_Goal_
Pictures aside, write out every record exactly as it appears.

Stored data
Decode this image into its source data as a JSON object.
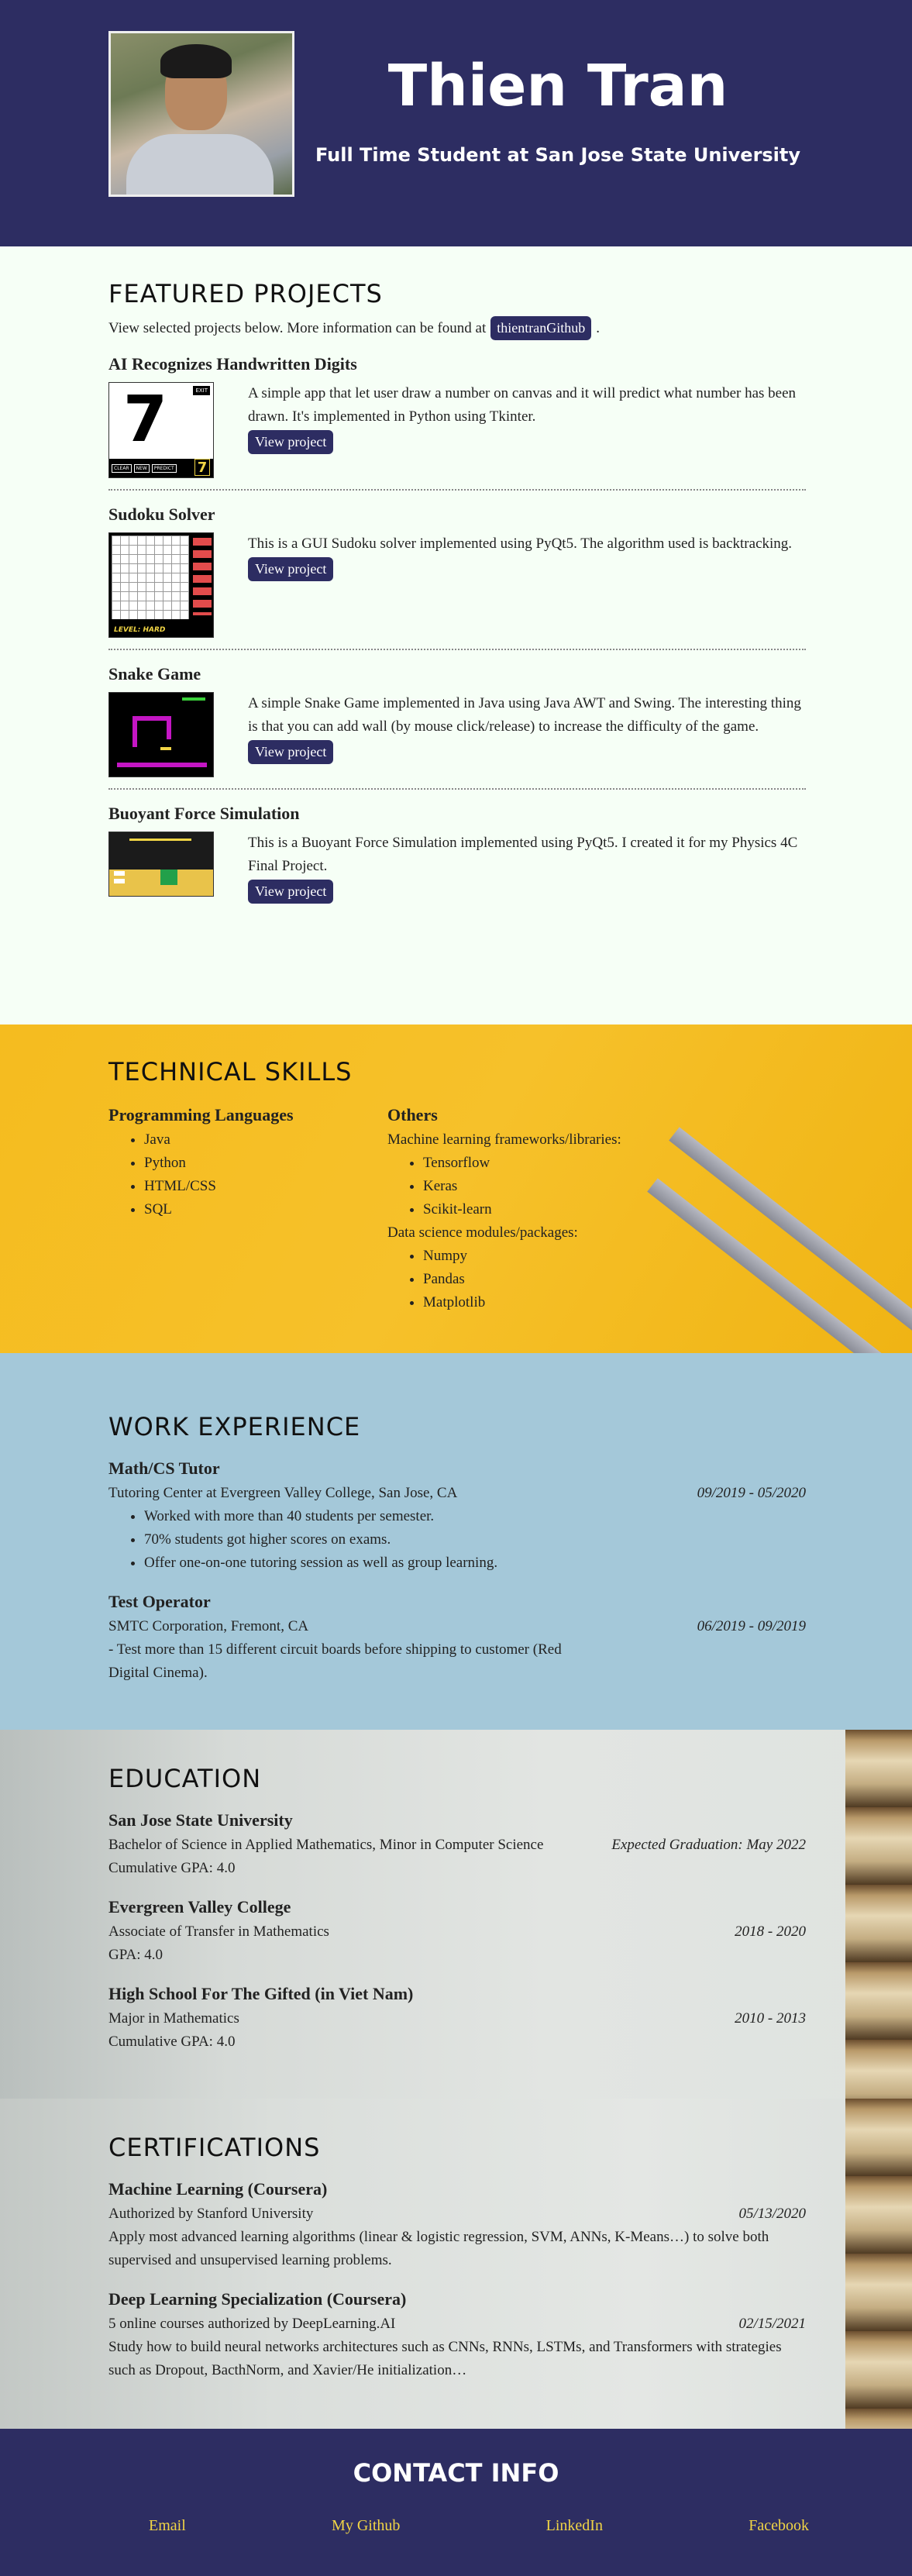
{
  "header": {
    "name": "Thien Tran",
    "tagline": "Full Time Student at San Jose State University"
  },
  "projects": {
    "title": "FEATURED PROJECTS",
    "intro": "View selected projects below. More information can be found at",
    "github_label": "thientranGithub",
    "items": [
      {
        "title": "AI Recognizes Handwritten Digits",
        "description": "A simple app that let user draw a number on canvas and it will predict what number has been drawn. It's implemented in Python using Tkinter.",
        "button": "View project",
        "thumb_digit": "7",
        "thumb_buttons": [
          "CLEAR",
          "NEW",
          "PREDICT"
        ],
        "thumb_exit": "EXIT"
      },
      {
        "title": "Sudoku Solver",
        "description": "This is a GUI Sudoku solver implemented using PyQt5. The algorithm used is backtracking.",
        "button": "View project",
        "thumb_level": "LEVEL: HARD"
      },
      {
        "title": "Snake Game",
        "description": "A simple Snake Game implemented in Java using Java AWT and Swing. The interesting thing is that you can add wall (by mouse click/release) to increase the difficulty of the game.",
        "button": "View project"
      },
      {
        "title": "Buoyant Force Simulation",
        "description": "This is a Buoyant Force Simulation implemented using PyQt5. I created it for my Physics 4C Final Project.",
        "button": "View project"
      }
    ]
  },
  "skills": {
    "title": "TECHNICAL SKILLS",
    "languages_title": "Programming Languages",
    "languages": [
      "Java",
      "Python",
      "HTML/CSS",
      "SQL"
    ],
    "others_title": "Others",
    "ml_label": "Machine learning frameworks/libraries:",
    "ml": [
      "Tensorflow",
      "Keras",
      "Scikit-learn"
    ],
    "ds_label": "Data science modules/packages:",
    "ds": [
      "Numpy",
      "Pandas",
      "Matplotlib"
    ]
  },
  "work": {
    "title": "WORK EXPERIENCE",
    "jobs": [
      {
        "role": "Math/CS Tutor",
        "place": "Tutoring Center at Evergreen Valley College, San Jose, CA",
        "date": "09/2019 - 05/2020",
        "bullets": [
          "Worked with more than 40 students per semester.",
          "70% students got higher scores on exams.",
          "Offer one-on-one tutoring session as well as group learning."
        ]
      },
      {
        "role": "Test Operator",
        "place": "SMTC Corporation, Fremont, CA",
        "date": "06/2019 - 09/2019",
        "text": "- Test more than 15 different circuit boards before shipping to customer (Red Digital Cinema)."
      }
    ]
  },
  "education": {
    "title": "EDUCATION",
    "items": [
      {
        "school": "San Jose State University",
        "degree": "Bachelor of Science in Applied Mathematics, Minor in Computer Science",
        "date": "Expected Graduation: May 2022",
        "gpa": "Cumulative GPA: 4.0"
      },
      {
        "school": "Evergreen Valley College",
        "degree": "Associate of Transfer in Mathematics",
        "date": "2018 - 2020",
        "gpa": "GPA: 4.0"
      },
      {
        "school": "High School For The Gifted (in Viet Nam)",
        "degree": "Major in Mathematics",
        "date": "2010 - 2013",
        "gpa": "Cumulative GPA: 4.0"
      }
    ]
  },
  "certs": {
    "title": "CERTIFICATIONS",
    "items": [
      {
        "name": "Machine Learning (Coursera)",
        "by": "Authorized by Stanford University",
        "date": "05/13/2020",
        "text": "Apply most advanced learning algorithms (linear & logistic regression, SVM, ANNs, K-Means…) to solve both supervised and unsupervised learning problems."
      },
      {
        "name": "Deep Learning Specialization (Coursera)",
        "by": "5 online courses authorized by DeepLearning.AI",
        "date": "02/15/2021",
        "text": "Study how to build neural networks architectures such as CNNs, RNNs, LSTMs, and Transformers with strategies such as Dropout, BacthNorm, and Xavier/He initialization…"
      }
    ]
  },
  "contact": {
    "title": "CONTACT INFO",
    "links": [
      "Email",
      "My Github",
      "LinkedIn",
      "Facebook"
    ]
  },
  "colors": {
    "navy": "#2d2d62",
    "mint": "#f6fff6",
    "yellow": "#f5bc1f",
    "blue": "#a4c8d9",
    "link": "#f1d545"
  }
}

_Written reply_
Decode this image into its source data as a JSON object.
{
  "header": {
    "name": "Thien Tran",
    "tagline": "Full Time Student at San Jose State University"
  },
  "projects": {
    "title": "FEATURED PROJECTS",
    "intro": "View selected projects below. More information can be found at",
    "github_label": "thientranGithub",
    "items": [
      {
        "title": "AI Recognizes Handwritten Digits",
        "description": "A simple app that let user draw a number on canvas and it will predict what number has been drawn. It's implemented in Python using Tkinter.",
        "button": "View project",
        "thumb_digit": "7",
        "thumb_buttons": [
          "CLEAR",
          "NEW",
          "PREDICT"
        ],
        "thumb_exit": "EXIT"
      },
      {
        "title": "Sudoku Solver",
        "description": "This is a GUI Sudoku solver implemented using PyQt5. The algorithm used is backtracking.",
        "button": "View project",
        "thumb_level": "LEVEL: HARD"
      },
      {
        "title": "Snake Game",
        "description": "A simple Snake Game implemented in Java using Java AWT and Swing. The interesting thing is that you can add wall (by mouse click/release) to increase the difficulty of the game.",
        "button": "View project"
      },
      {
        "title": "Buoyant Force Simulation",
        "description": "This is a Buoyant Force Simulation implemented using PyQt5. I created it for my Physics 4C Final Project.",
        "button": "View project"
      }
    ]
  },
  "skills": {
    "title": "TECHNICAL SKILLS",
    "languages_title": "Programming Languages",
    "languages": [
      "Java",
      "Python",
      "HTML/CSS",
      "SQL"
    ],
    "others_title": "Others",
    "ml_label": "Machine learning frameworks/libraries:",
    "ml": [
      "Tensorflow",
      "Keras",
      "Scikit-learn"
    ],
    "ds_label": "Data science modules/packages:",
    "ds": [
      "Numpy",
      "Pandas",
      "Matplotlib"
    ]
  },
  "work": {
    "title": "WORK EXPERIENCE",
    "jobs": [
      {
        "role": "Math/CS Tutor",
        "place": "Tutoring Center at Evergreen Valley College, San Jose, CA",
        "date": "09/2019 - 05/2020",
        "bullets": [
          "Worked with more than 40 students per semester.",
          "70% students got higher scores on exams.",
          "Offer one-on-one tutoring session as well as group learning."
        ]
      },
      {
        "role": "Test Operator",
        "place": "SMTC Corporation, Fremont, CA",
        "date": "06/2019 - 09/2019",
        "text": "- Test more than 15 different circuit boards before shipping to customer (Red Digital Cinema)."
      }
    ]
  },
  "education": {
    "title": "EDUCATION",
    "items": [
      {
        "school": "San Jose State University",
        "degree": "Bachelor of Science in Applied Mathematics, Minor in Computer Science",
        "date": "Expected Graduation: May 2022",
        "gpa": "Cumulative GPA: 4.0"
      },
      {
        "school": "Evergreen Valley College",
        "degree": "Associate of Transfer in Mathematics",
        "date": "2018 - 2020",
        "gpa": "GPA: 4.0"
      },
      {
        "school": "High School For The Gifted (in Viet Nam)",
        "degree": "Major in Mathematics",
        "date": "2010 - 2013",
        "gpa": "Cumulative GPA: 4.0"
      }
    ]
  },
  "certs": {
    "title": "CERTIFICATIONS",
    "items": [
      {
        "name": "Machine Learning (Coursera)",
        "by": "Authorized by Stanford University",
        "date": "05/13/2020",
        "text": "Apply most advanced learning algorithms (linear & logistic regression, SVM, ANNs, K-Means…) to solve both supervised and unsupervised learning problems."
      },
      {
        "name": "Deep Learning Specialization (Coursera)",
        "by": "5 online courses authorized by DeepLearning.AI",
        "date": "02/15/2021",
        "text": "Study how to build neural networks architectures such as CNNs, RNNs, LSTMs, and Transformers with strategies such as Dropout, BacthNorm, and Xavier/He initialization…"
      }
    ]
  },
  "contact": {
    "title": "CONTACT INFO",
    "links": [
      "Email",
      "My Github",
      "LinkedIn",
      "Facebook"
    ]
  },
  "colors": {
    "navy": "#2d2d62",
    "mint": "#f6fff6",
    "yellow": "#f5bc1f",
    "blue": "#a4c8d9",
    "link": "#f1d545"
  }
}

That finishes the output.